=== Data excerpts ===

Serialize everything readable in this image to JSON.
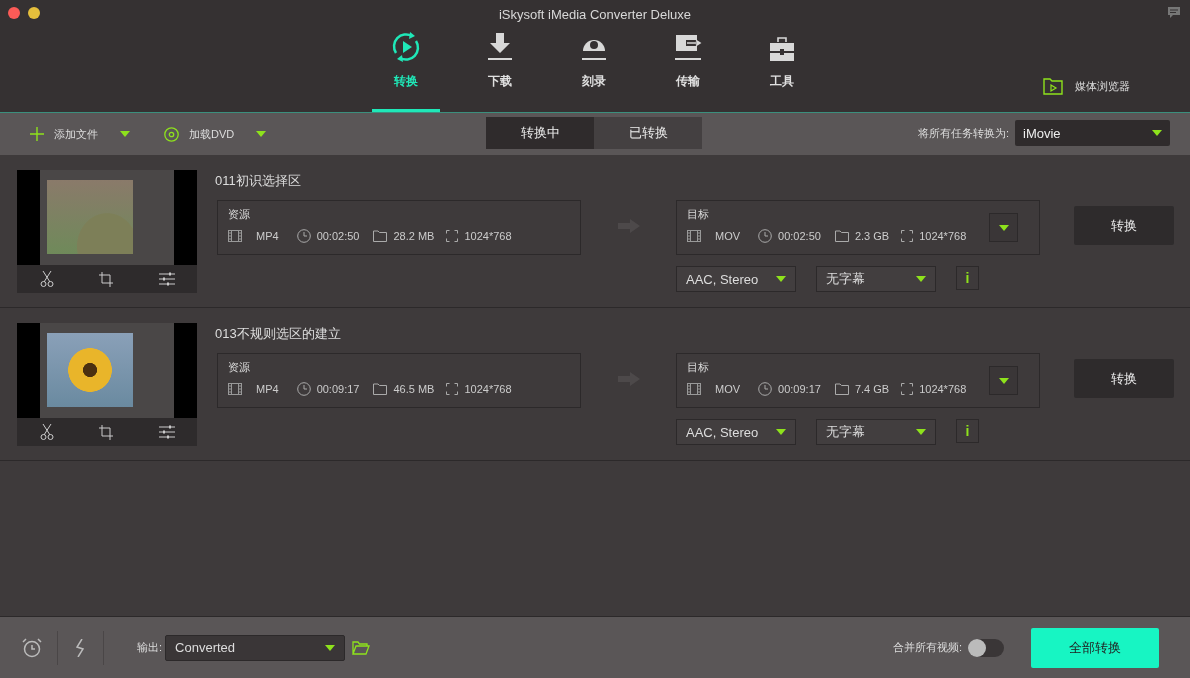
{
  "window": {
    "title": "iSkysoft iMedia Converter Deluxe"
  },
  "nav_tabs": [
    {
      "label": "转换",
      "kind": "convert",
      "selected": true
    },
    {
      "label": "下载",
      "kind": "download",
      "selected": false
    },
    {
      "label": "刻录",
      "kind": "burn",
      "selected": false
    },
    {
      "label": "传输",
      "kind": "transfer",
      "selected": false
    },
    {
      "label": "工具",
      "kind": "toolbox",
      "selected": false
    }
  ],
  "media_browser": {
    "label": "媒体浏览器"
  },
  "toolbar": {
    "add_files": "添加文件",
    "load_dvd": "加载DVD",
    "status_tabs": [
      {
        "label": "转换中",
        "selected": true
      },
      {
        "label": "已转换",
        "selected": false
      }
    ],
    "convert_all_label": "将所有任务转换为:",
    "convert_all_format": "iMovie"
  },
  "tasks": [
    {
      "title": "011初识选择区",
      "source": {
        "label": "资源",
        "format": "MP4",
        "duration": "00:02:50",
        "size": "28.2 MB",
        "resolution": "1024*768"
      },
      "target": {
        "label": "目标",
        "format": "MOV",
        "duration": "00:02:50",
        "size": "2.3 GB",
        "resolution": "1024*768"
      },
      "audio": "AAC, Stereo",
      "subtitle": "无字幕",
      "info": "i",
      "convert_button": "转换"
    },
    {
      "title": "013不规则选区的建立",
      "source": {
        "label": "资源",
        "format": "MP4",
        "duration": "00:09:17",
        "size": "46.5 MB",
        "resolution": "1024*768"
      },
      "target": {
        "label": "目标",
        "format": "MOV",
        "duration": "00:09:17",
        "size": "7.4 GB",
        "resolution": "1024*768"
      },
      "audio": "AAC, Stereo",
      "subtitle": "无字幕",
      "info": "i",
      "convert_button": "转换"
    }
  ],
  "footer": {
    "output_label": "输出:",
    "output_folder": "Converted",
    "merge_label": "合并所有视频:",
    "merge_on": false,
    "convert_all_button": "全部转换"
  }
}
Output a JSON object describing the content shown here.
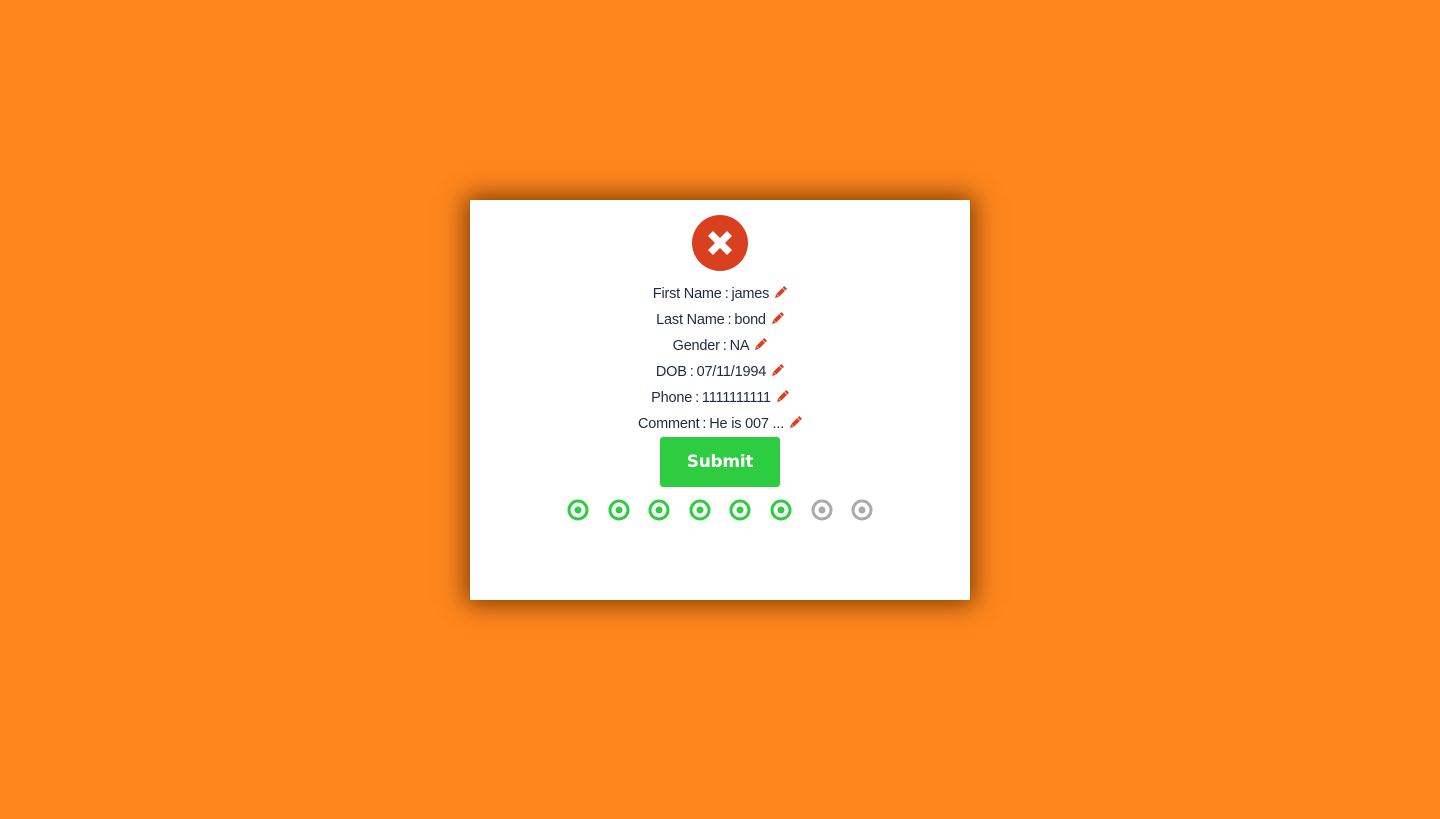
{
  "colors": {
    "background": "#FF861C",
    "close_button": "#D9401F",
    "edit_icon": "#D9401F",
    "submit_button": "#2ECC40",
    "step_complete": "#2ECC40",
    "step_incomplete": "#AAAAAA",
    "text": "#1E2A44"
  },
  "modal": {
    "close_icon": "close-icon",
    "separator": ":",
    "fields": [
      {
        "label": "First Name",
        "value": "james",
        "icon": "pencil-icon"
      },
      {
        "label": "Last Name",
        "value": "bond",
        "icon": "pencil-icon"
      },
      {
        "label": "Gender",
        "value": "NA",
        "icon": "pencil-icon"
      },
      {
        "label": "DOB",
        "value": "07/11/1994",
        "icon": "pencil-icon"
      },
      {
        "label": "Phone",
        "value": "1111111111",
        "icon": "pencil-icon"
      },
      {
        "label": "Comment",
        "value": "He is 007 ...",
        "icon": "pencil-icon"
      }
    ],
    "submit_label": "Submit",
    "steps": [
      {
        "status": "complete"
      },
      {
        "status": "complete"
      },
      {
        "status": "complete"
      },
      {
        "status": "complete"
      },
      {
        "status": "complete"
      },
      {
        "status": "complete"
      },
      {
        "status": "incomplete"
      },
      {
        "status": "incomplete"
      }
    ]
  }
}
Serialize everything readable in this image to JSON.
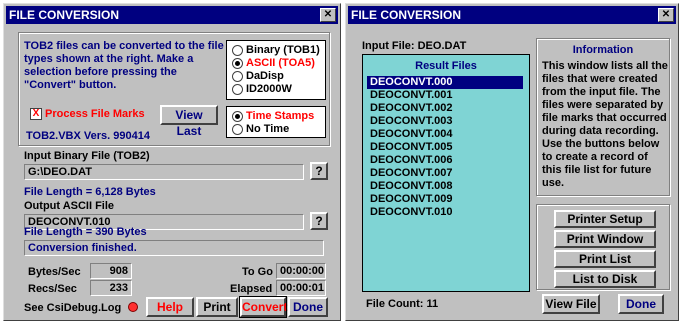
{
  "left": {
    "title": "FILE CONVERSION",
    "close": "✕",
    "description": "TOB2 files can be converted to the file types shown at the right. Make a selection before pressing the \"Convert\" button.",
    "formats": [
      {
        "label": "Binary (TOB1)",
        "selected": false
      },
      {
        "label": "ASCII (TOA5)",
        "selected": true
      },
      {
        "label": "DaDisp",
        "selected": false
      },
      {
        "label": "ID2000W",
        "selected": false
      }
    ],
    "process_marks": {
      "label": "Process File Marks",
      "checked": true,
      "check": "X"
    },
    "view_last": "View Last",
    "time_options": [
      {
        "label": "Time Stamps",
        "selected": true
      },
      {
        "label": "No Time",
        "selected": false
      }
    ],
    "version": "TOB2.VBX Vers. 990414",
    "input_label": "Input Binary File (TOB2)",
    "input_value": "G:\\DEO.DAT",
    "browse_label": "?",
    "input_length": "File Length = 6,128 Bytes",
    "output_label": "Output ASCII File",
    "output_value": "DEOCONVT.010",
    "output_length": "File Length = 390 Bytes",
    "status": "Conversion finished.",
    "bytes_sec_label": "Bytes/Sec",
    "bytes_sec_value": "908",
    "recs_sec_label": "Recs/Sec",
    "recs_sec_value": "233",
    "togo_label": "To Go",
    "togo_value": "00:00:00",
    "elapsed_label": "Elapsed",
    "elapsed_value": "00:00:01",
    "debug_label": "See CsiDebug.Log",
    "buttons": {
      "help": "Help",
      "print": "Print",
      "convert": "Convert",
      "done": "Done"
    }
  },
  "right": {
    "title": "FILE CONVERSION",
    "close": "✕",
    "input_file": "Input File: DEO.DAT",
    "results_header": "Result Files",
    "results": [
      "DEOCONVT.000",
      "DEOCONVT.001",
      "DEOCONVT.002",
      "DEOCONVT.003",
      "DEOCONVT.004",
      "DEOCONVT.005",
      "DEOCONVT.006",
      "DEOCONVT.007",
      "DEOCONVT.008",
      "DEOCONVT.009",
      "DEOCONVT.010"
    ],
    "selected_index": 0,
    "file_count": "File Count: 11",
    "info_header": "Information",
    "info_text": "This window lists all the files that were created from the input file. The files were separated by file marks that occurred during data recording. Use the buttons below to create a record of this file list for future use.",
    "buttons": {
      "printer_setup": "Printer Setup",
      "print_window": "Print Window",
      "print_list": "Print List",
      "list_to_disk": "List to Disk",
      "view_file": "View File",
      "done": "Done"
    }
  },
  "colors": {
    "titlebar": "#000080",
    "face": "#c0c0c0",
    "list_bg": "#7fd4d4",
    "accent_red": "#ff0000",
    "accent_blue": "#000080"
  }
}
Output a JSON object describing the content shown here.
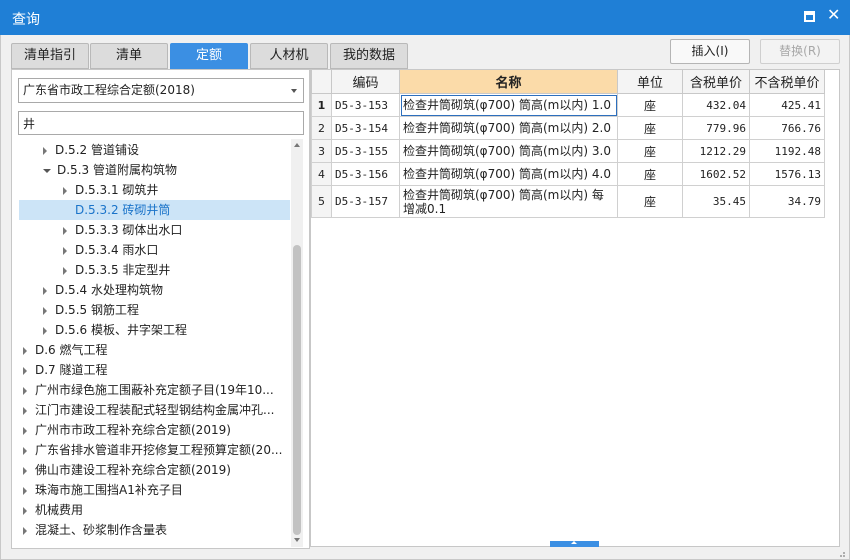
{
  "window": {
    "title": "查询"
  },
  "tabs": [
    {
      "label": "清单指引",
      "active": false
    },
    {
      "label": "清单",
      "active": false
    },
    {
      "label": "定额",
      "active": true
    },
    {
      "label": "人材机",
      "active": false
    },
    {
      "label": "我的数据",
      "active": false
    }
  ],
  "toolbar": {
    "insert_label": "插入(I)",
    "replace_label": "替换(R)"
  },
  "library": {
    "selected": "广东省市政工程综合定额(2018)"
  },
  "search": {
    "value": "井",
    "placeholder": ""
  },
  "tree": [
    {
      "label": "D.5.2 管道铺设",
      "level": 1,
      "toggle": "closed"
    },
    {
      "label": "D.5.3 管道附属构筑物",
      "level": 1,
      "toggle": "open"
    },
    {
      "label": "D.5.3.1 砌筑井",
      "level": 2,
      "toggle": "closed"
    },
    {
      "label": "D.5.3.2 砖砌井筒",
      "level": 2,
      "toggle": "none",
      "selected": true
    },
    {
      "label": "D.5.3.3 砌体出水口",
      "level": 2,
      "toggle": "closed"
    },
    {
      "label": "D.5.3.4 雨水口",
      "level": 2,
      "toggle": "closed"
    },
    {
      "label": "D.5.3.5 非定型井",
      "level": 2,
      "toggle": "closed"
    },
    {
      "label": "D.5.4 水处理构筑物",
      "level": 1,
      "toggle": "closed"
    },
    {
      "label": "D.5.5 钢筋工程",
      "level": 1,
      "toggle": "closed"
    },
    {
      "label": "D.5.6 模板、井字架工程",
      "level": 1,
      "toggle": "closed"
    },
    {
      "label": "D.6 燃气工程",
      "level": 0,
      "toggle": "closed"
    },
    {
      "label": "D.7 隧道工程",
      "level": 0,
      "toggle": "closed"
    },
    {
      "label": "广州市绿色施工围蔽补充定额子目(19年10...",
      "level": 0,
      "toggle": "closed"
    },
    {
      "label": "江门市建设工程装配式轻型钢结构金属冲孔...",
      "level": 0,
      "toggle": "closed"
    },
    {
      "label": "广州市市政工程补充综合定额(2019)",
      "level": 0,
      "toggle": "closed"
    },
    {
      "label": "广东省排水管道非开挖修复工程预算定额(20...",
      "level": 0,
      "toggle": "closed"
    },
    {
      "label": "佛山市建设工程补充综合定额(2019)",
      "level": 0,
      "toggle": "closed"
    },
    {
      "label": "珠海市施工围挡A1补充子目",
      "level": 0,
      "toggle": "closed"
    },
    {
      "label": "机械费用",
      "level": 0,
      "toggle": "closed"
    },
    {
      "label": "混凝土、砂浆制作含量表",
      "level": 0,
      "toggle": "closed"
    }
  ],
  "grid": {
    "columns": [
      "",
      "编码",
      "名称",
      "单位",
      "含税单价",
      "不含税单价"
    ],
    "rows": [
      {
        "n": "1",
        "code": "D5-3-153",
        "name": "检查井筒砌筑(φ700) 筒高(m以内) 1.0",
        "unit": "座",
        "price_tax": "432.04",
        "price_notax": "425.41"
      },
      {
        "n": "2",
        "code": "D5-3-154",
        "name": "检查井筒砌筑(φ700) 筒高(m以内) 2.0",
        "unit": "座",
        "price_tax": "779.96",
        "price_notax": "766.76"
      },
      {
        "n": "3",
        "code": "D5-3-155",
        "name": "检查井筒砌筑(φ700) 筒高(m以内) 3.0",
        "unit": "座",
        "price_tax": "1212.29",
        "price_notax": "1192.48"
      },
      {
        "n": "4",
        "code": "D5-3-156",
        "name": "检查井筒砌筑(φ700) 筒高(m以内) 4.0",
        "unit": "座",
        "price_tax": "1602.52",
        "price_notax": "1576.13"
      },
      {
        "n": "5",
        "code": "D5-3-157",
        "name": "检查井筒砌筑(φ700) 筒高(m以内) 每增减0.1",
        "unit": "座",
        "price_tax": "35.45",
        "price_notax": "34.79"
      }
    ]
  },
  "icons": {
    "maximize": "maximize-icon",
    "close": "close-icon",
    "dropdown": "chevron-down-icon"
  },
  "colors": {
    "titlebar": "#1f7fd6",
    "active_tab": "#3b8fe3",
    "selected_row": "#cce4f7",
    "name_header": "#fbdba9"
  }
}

===

Task to complete
Filter the listing above by the word "kind"; copy each line that passes.

Output of the exercise
      "kind": "convert",
      "kind": "download",
      "kind": "burn",
      "kind": "transfer",
      "kind": "toolbox",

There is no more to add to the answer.